## start SUPPLIED ENTRIES
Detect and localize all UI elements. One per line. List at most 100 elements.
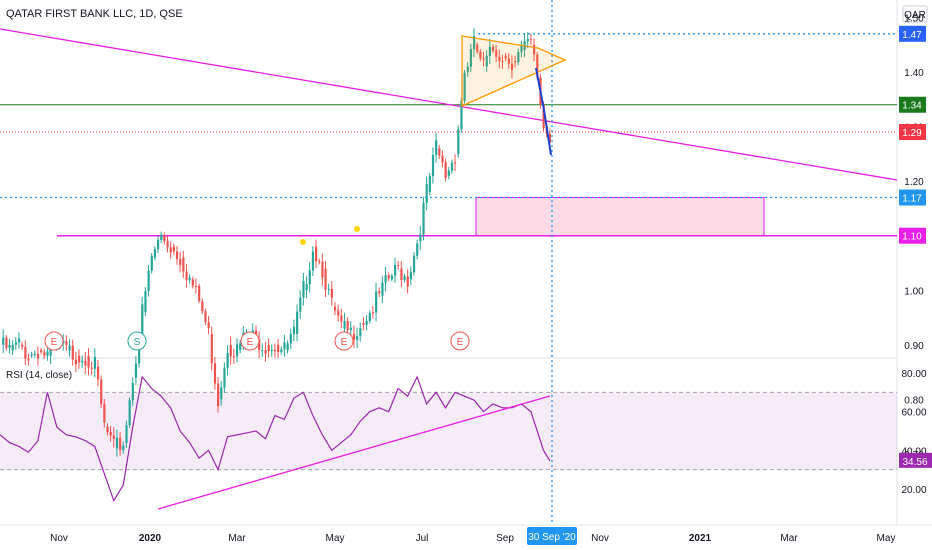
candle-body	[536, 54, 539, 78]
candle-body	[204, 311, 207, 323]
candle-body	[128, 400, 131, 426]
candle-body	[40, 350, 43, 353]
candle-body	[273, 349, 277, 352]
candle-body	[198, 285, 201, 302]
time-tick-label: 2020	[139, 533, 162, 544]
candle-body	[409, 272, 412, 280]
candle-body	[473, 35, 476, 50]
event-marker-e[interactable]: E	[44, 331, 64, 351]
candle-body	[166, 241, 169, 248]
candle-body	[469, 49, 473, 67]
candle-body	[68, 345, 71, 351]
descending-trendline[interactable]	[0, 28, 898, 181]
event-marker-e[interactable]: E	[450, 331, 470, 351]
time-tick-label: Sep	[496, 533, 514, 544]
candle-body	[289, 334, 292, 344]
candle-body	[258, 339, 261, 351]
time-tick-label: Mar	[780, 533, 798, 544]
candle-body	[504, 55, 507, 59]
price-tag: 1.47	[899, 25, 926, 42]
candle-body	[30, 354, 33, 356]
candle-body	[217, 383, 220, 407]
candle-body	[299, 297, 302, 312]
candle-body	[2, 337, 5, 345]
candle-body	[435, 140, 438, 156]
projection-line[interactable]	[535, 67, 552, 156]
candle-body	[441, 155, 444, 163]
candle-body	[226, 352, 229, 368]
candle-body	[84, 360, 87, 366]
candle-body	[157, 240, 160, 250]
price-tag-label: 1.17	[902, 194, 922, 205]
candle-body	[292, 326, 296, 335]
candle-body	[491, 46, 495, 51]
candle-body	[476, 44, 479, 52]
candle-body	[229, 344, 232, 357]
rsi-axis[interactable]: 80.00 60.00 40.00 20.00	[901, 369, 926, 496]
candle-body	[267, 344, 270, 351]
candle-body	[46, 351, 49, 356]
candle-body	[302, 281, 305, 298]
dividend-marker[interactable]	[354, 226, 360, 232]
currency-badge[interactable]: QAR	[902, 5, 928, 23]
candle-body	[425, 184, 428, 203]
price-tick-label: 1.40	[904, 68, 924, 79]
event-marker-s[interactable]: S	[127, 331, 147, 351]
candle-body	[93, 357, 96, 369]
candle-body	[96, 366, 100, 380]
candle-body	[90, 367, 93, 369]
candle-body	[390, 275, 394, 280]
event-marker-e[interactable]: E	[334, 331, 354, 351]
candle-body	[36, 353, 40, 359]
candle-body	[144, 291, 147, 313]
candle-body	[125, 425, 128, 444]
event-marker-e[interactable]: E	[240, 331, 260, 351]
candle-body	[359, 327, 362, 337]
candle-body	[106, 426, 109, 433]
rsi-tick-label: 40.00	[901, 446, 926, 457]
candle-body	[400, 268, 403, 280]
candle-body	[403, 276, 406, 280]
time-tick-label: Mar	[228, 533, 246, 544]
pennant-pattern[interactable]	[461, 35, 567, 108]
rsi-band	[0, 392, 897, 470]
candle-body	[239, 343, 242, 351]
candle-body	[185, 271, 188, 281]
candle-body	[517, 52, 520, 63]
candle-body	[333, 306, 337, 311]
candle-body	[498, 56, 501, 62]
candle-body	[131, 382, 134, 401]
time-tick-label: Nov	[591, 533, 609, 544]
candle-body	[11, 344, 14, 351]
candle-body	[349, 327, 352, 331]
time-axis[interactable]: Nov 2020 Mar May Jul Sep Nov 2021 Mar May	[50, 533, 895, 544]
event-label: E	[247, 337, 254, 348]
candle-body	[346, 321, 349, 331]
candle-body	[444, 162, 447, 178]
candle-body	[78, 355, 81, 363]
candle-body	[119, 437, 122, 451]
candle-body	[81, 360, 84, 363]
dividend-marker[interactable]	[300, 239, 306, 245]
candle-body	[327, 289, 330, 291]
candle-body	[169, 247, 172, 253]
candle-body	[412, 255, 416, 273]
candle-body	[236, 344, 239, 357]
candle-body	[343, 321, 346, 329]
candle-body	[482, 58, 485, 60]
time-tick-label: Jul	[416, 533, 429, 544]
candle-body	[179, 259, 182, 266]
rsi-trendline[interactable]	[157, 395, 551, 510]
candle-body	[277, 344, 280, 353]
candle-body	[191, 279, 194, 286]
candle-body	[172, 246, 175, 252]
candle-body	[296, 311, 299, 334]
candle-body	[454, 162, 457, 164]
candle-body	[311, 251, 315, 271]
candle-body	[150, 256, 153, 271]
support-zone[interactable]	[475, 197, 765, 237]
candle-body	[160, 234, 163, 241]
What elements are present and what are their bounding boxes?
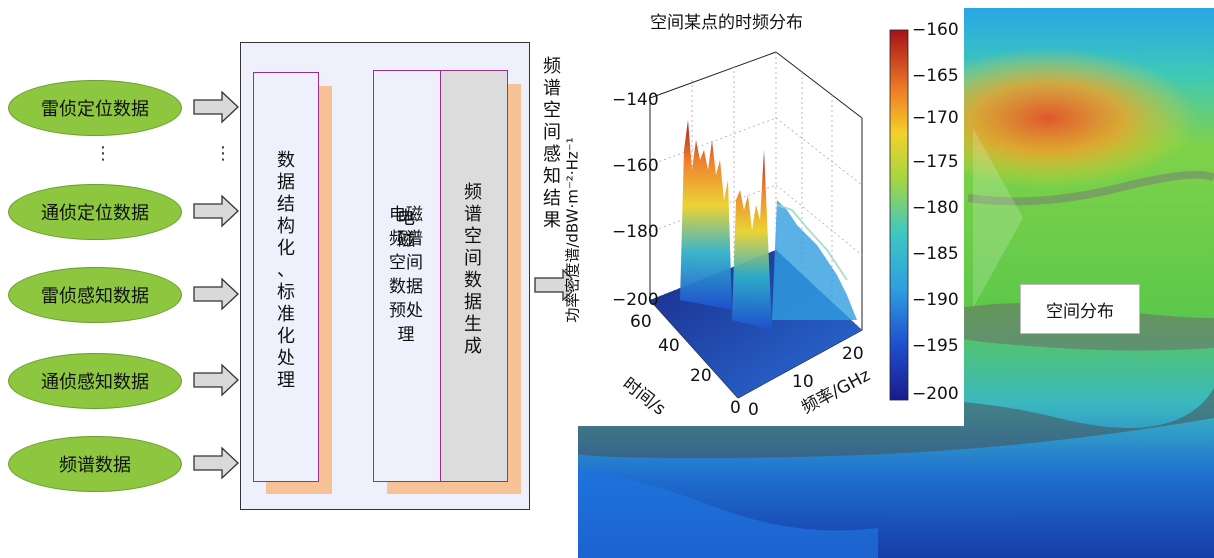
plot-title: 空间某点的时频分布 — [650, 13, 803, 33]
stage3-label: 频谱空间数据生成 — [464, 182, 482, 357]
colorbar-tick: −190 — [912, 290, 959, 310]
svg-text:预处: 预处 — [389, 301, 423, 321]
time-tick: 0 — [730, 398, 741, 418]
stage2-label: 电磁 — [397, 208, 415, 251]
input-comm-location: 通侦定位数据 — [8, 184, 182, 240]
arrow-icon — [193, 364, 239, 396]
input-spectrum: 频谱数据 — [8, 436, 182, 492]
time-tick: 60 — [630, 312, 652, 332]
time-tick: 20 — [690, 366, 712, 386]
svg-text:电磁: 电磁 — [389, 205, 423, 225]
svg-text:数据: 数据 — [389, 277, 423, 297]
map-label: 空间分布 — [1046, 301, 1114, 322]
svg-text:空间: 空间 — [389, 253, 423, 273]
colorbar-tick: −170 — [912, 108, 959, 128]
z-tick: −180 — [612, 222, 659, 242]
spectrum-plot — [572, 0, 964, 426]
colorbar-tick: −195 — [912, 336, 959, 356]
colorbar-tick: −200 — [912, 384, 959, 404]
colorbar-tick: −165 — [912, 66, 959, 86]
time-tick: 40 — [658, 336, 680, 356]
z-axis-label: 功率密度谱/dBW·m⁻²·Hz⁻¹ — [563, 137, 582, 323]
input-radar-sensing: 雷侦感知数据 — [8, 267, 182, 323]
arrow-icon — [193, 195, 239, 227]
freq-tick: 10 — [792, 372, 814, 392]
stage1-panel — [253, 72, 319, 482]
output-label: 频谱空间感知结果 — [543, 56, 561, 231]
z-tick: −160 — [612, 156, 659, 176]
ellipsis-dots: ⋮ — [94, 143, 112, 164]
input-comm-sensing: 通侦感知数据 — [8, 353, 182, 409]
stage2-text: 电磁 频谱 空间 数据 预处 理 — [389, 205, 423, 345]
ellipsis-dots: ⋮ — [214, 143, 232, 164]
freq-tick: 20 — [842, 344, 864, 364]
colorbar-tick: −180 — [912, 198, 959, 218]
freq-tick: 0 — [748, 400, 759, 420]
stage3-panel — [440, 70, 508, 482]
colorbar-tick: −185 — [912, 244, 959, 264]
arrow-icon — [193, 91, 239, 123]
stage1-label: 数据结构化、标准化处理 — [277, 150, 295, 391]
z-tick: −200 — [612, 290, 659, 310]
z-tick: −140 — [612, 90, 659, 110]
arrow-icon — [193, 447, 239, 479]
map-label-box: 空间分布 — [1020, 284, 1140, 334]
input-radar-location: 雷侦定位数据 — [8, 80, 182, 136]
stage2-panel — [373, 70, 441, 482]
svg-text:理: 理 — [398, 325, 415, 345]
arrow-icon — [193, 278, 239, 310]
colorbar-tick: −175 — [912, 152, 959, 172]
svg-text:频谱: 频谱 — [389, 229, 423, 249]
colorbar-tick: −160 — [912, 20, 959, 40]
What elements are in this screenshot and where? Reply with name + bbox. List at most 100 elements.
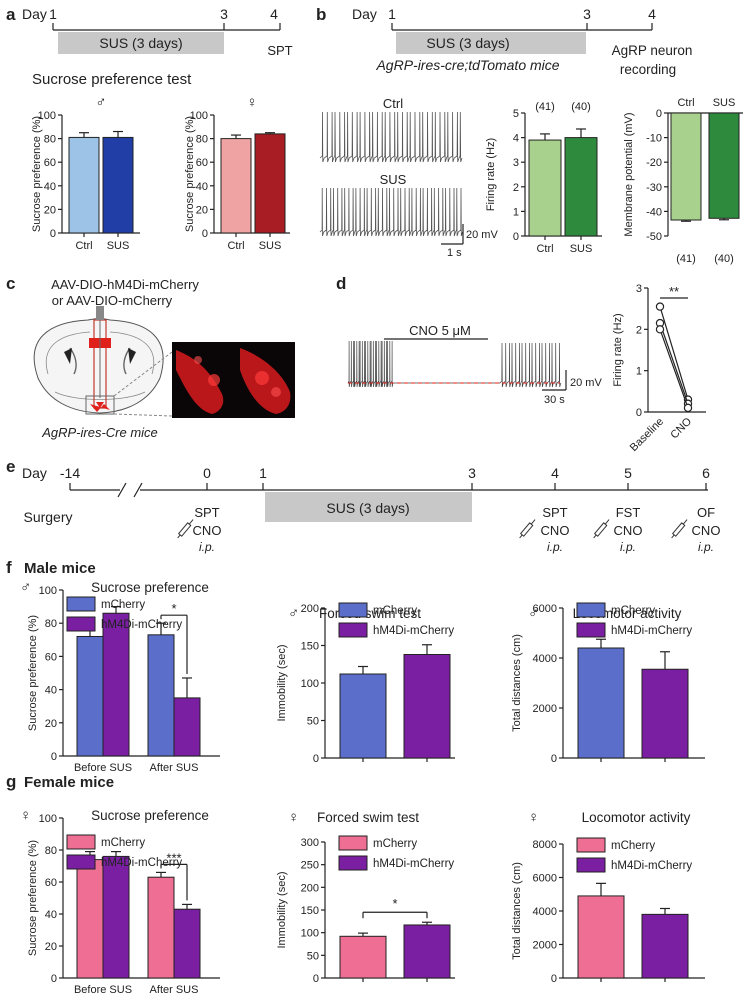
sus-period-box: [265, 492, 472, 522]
## end SUPPLIED ENTRIES
Pull out each line above that contains the string "radar", and copy those lines in full.

RESPONSE TO THE TASK.
input-radar-sensing: 雷侦感知数据 — [8, 267, 182, 323]
input-radar-location: 雷侦定位数据 — [8, 80, 182, 136]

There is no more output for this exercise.